Part of a data file

************

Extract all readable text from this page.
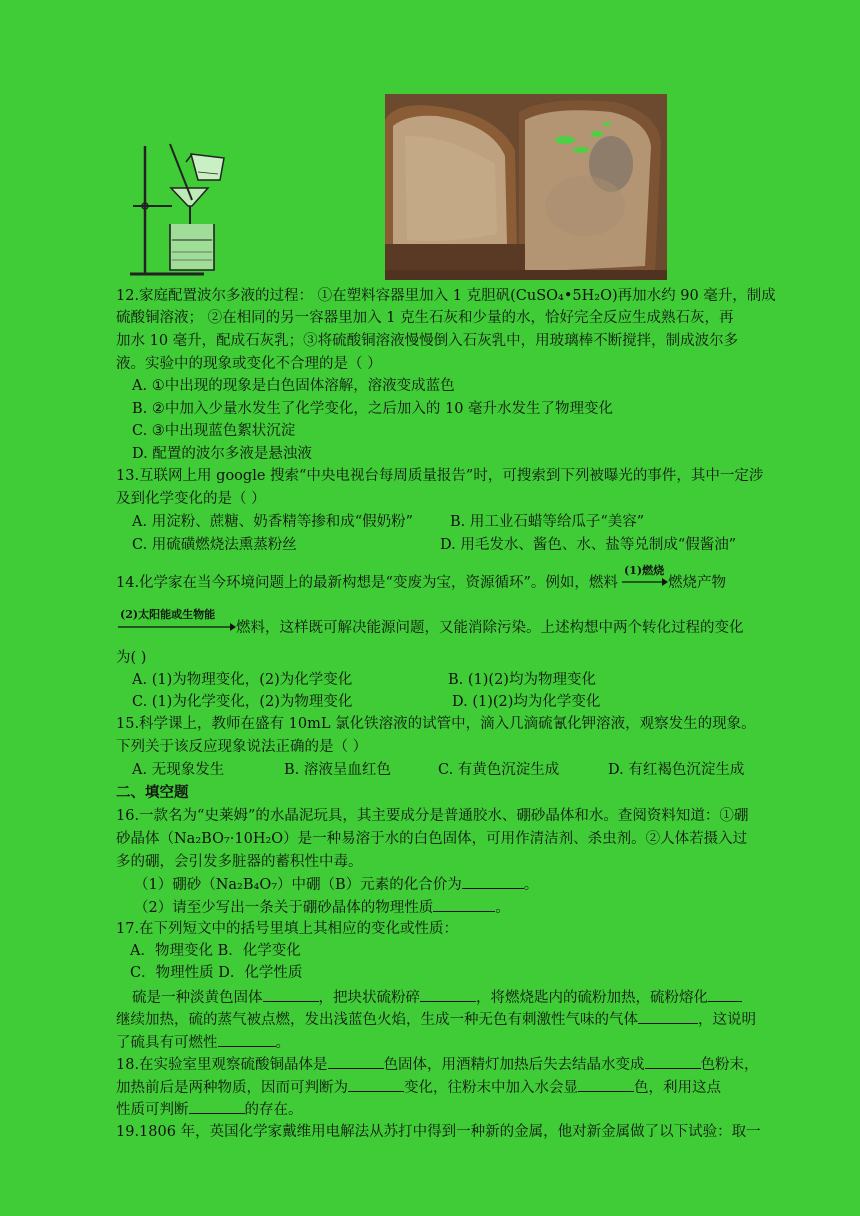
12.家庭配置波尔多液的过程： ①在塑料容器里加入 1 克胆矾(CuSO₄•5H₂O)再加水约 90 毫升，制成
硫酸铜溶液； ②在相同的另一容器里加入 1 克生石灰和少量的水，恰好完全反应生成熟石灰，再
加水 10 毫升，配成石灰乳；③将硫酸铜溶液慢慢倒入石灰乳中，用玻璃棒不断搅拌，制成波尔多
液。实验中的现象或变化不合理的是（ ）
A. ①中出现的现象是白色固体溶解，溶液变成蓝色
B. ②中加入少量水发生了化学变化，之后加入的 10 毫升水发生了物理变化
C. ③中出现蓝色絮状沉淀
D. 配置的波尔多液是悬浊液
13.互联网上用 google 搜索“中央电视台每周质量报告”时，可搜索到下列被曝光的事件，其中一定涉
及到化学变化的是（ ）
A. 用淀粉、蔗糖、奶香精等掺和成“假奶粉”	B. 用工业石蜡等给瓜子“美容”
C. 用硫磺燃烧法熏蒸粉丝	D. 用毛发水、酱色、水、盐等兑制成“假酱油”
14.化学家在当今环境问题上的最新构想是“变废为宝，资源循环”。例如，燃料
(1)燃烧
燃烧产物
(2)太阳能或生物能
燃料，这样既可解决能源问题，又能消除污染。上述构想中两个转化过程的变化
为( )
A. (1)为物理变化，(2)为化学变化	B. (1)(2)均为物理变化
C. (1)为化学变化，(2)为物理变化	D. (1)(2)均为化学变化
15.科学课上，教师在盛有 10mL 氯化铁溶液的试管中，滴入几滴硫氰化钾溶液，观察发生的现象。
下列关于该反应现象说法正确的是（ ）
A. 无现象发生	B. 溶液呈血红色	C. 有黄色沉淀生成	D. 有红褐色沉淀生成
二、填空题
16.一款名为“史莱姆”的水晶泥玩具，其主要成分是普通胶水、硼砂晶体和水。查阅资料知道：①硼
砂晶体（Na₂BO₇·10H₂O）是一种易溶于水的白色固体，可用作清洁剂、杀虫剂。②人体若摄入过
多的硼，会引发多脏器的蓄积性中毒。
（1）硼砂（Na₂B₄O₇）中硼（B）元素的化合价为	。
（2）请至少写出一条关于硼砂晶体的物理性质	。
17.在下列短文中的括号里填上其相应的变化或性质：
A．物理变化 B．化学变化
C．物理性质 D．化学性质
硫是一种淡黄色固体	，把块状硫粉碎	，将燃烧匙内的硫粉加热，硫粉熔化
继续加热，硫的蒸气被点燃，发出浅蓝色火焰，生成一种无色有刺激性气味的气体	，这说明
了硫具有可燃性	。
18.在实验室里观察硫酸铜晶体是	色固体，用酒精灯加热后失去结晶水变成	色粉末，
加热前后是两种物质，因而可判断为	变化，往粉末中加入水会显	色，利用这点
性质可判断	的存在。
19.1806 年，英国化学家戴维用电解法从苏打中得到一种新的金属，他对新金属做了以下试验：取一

************

Task directions: Set down every entry word for word, but omit the pictures.

Right answer:
Extract all readable text from this page.
12.家庭配置波尔多液的过程： ①在塑料容器里加入 1 克胆矾(CuSO₄•5H₂O)再加水约 90 毫升，制成
硫酸铜溶液； ②在相同的另一容器里加入 1 克生石灰和少量的水，恰好完全反应生成熟石灰，再
加水 10 毫升，配成石灰乳；③将硫酸铜溶液慢慢倒入石灰乳中，用玻璃棒不断搅拌，制成波尔多
液。实验中的现象或变化不合理的是（ ）
A. ①中出现的现象是白色固体溶解，溶液变成蓝色
B. ②中加入少量水发生了化学变化，之后加入的 10 毫升水发生了物理变化
C. ③中出现蓝色絮状沉淀
D. 配置的波尔多液是悬浊液
13.互联网上用 google 搜索“中央电视台每周质量报告”时，可搜索到下列被曝光的事件，其中一定涉
及到化学变化的是（ ）
A. 用淀粉、蔗糖、奶香精等掺和成“假奶粉”	B. 用工业石蜡等给瓜子“美容”
C. 用硫磺燃烧法熏蒸粉丝	D. 用毛发水、酱色、水、盐等兑制成“假酱油”
14.化学家在当今环境问题上的最新构想是“变废为宝，资源循环”。例如，燃料
(1)燃烧
燃烧产物
(2)太阳能或生物能
燃料，这样既可解决能源问题，又能消除污染。上述构想中两个转化过程的变化
为( )
A. (1)为物理变化，(2)为化学变化	B. (1)(2)均为物理变化
C. (1)为化学变化，(2)为物理变化	D. (1)(2)均为化学变化
15.科学课上，教师在盛有 10mL 氯化铁溶液的试管中，滴入几滴硫氰化钾溶液，观察发生的现象。
下列关于该反应现象说法正确的是（ ）
A. 无现象发生	B. 溶液呈血红色	C. 有黄色沉淀生成	D. 有红褐色沉淀生成
二、填空题
16.一款名为“史莱姆”的水晶泥玩具，其主要成分是普通胶水、硼砂晶体和水。查阅资料知道：①硼
砂晶体（Na₂BO₇·10H₂O）是一种易溶于水的白色固体，可用作清洁剂、杀虫剂。②人体若摄入过
多的硼，会引发多脏器的蓄积性中毒。
（1）硼砂（Na₂B₄O₇）中硼（B）元素的化合价为	。
（2）请至少写出一条关于硼砂晶体的物理性质	。
17.在下列短文中的括号里填上其相应的变化或性质：
A．物理变化 B．化学变化
C．物理性质 D．化学性质
硫是一种淡黄色固体	，把块状硫粉碎	，将燃烧匙内的硫粉加热，硫粉熔化
继续加热，硫的蒸气被点燃，发出浅蓝色火焰，生成一种无色有刺激性气味的气体	，这说明
了硫具有可燃性	。
18.在实验室里观察硫酸铜晶体是	色固体，用酒精灯加热后失去结晶水变成	色粉末，
加热前后是两种物质，因而可判断为	变化，往粉末中加入水会显	色，利用这点
性质可判断	的存在。
19.1806 年，英国化学家戴维用电解法从苏打中得到一种新的金属，他对新金属做了以下试验：取一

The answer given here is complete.